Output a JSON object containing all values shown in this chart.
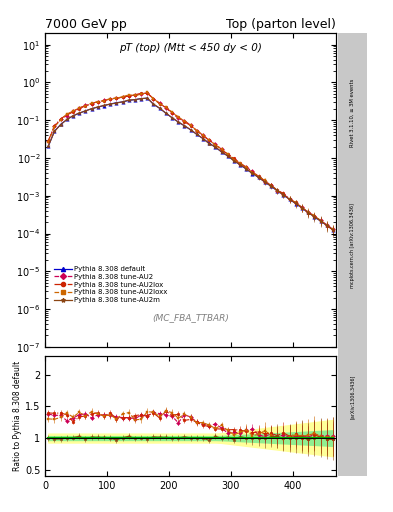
{
  "title_left": "7000 GeV pp",
  "title_right": "Top (parton level)",
  "main_title": "pT (top) (Mtt < 450 dy < 0)",
  "watermark": "(MC_FBA_TTBAR)",
  "ylabel_ratio": "Ratio to Pythia 8.308 default",
  "xlim": [
    0,
    470
  ],
  "ylim_main": [
    1e-07,
    20
  ],
  "ylim_ratio": [
    0.4,
    2.3
  ],
  "ratio_yticks": [
    0.5,
    1.0,
    1.5,
    2.0
  ],
  "series": [
    {
      "label": "Pythia 8.308 default",
      "color": "#0000cc",
      "linestyle": "-",
      "marker": "^",
      "markersize": 2.5
    },
    {
      "label": "Pythia 8.308 tune-AU2",
      "color": "#cc0055",
      "linestyle": "--",
      "marker": "D",
      "markersize": 2.0
    },
    {
      "label": "Pythia 8.308 tune-AU2lox",
      "color": "#cc2200",
      "linestyle": "-.",
      "marker": "o",
      "markersize": 2.0
    },
    {
      "label": "Pythia 8.308 tune-AU2loxx",
      "color": "#cc6600",
      "linestyle": "--",
      "marker": "s",
      "markersize": 2.0
    },
    {
      "label": "Pythia 8.308 tune-AU2m",
      "color": "#8b4513",
      "linestyle": "-",
      "marker": "*",
      "markersize": 2.5
    }
  ],
  "right_texts": [
    "Rivet 3.1.10, ≥ 3M events",
    "mcplots.cern.ch [arXiv:1306.3436]"
  ]
}
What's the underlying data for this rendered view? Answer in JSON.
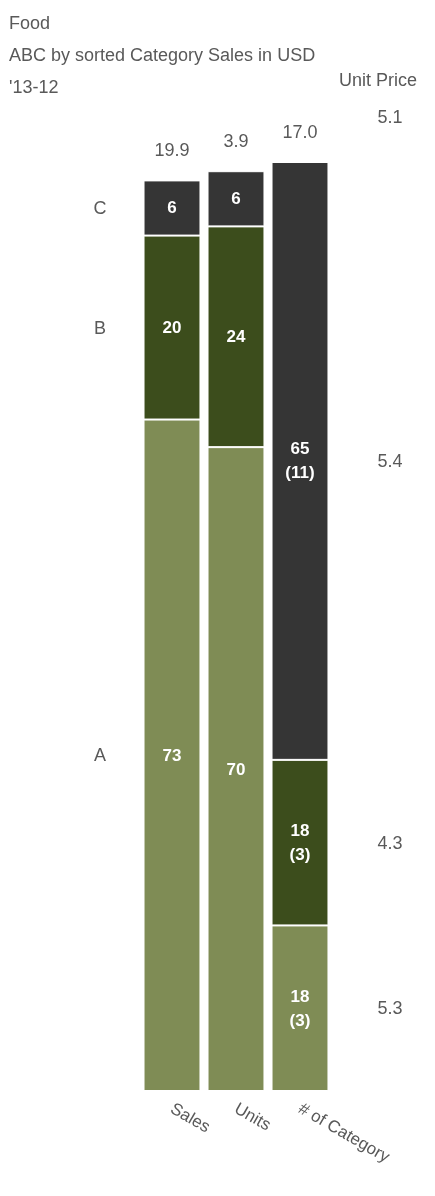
{
  "chart_data": {
    "type": "bar",
    "title": "Food",
    "subtitle": "ABC by sorted Category Sales in USD\n'13-12",
    "stacked": true,
    "tick_labels": "x",
    "legend": false,
    "categories": [
      "Sales",
      "Units",
      "# of Category"
    ],
    "series": [
      {
        "name": "A",
        "color": "#7f8c55",
        "values": [
          73,
          70,
          18
        ],
        "value_labels": [
          "73",
          "70",
          "18\n(3)"
        ]
      },
      {
        "name": "B",
        "color": "#3c4d1c",
        "values": [
          20,
          24,
          18
        ],
        "value_labels": [
          "20",
          "24",
          "18\n(3)"
        ]
      },
      {
        "name": "C",
        "color": "#353535",
        "values": [
          6,
          6,
          65
        ],
        "value_labels": [
          "6",
          "6",
          "65\n(11)"
        ]
      }
    ],
    "annotations": [
      "19.9",
      "3.9",
      "17.0",
      "Unit Price",
      "5.1",
      "5.4",
      "4.3",
      "5.3"
    ]
  }
}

-- TASK INSTRUCTIONS --
From the entries above, return each line with the word "JSON" in it.

-- SOLUTION --
Output a JSON object containing all values shown in this chart.
What's the underlying data for this rendered view? Answer in JSON.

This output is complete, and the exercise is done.